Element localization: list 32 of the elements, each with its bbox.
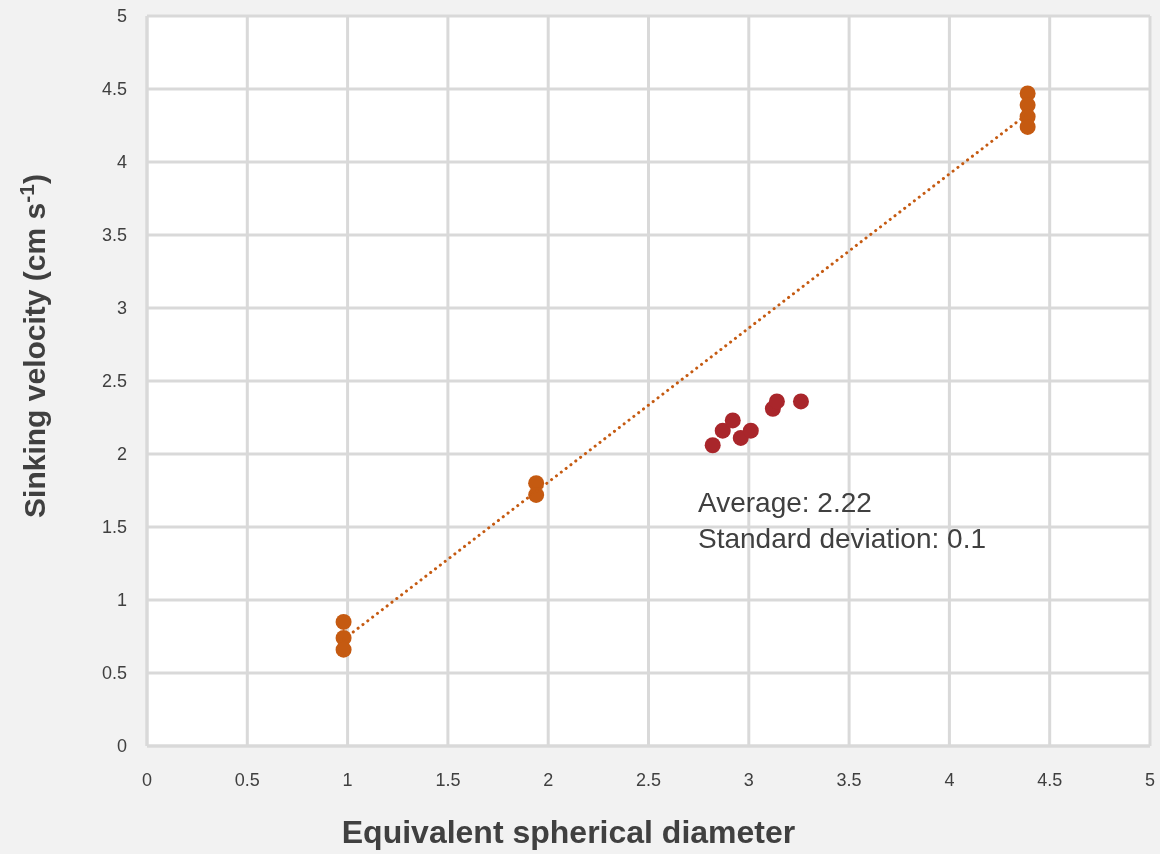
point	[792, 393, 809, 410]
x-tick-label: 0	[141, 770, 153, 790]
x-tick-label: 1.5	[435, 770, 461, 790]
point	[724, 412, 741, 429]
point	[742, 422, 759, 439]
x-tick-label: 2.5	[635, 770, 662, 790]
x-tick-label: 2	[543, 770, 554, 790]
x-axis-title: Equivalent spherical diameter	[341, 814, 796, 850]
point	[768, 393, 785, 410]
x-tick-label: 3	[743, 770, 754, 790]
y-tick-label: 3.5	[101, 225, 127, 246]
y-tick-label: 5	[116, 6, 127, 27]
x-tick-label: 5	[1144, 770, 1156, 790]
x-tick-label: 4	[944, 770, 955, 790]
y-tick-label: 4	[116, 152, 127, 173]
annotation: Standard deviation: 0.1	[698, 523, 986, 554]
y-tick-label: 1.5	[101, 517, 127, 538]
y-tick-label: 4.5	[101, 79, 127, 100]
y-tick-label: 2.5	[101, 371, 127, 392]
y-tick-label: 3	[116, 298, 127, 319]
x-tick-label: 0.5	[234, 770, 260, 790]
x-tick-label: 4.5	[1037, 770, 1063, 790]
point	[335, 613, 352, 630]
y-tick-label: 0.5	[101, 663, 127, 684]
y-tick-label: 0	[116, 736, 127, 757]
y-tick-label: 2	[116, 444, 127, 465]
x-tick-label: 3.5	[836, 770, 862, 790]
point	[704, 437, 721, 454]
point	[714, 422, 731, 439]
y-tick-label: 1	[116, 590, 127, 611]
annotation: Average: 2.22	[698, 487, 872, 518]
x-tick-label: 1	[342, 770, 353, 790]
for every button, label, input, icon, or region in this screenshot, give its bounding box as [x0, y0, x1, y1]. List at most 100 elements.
......
(PROBLEM TO SOLVE)
Edit the listing above by putting "Spread" wherever "Standard deviation" appears and changing nothing else. Leave the pictures out of your answer.

(WRITTEN REPLY)
Element localization: list 32 of the elements, each with its bbox.
point	[792, 393, 809, 410]
x-tick-label: 0	[141, 770, 153, 790]
x-tick-label: 1.5	[435, 770, 461, 790]
point	[724, 412, 741, 429]
point	[742, 422, 759, 439]
x-tick-label: 2.5	[635, 770, 662, 790]
x-tick-label: 2	[543, 770, 554, 790]
x-axis-title: Equivalent spherical diameter	[341, 814, 796, 850]
point	[768, 393, 785, 410]
x-tick-label: 3	[743, 770, 754, 790]
y-tick-label: 3.5	[101, 225, 127, 246]
y-tick-label: 5	[116, 6, 127, 27]
x-tick-label: 5	[1144, 770, 1156, 790]
x-tick-label: 4	[944, 770, 955, 790]
y-tick-label: 4	[116, 152, 127, 173]
annotation: Spread: 0.1	[698, 523, 986, 554]
y-tick-label: 1.5	[101, 517, 127, 538]
y-tick-label: 4.5	[101, 79, 127, 100]
y-tick-label: 2.5	[101, 371, 127, 392]
y-tick-label: 3	[116, 298, 127, 319]
x-tick-label: 0.5	[234, 770, 260, 790]
x-tick-label: 4.5	[1037, 770, 1063, 790]
point	[335, 613, 352, 630]
y-tick-label: 0.5	[101, 663, 127, 684]
y-tick-label: 0	[116, 736, 127, 757]
y-tick-label: 2	[116, 444, 127, 465]
x-tick-label: 3.5	[836, 770, 862, 790]
point	[704, 437, 721, 454]
point	[714, 422, 731, 439]
y-tick-label: 1	[116, 590, 127, 611]
annotation: Average: 2.22	[698, 487, 872, 518]
x-tick-label: 1	[342, 770, 353, 790]
for every button, label, input, icon, or region in this screenshot, give its bounding box as [x0, y0, x1, y1]. List at most 100 elements.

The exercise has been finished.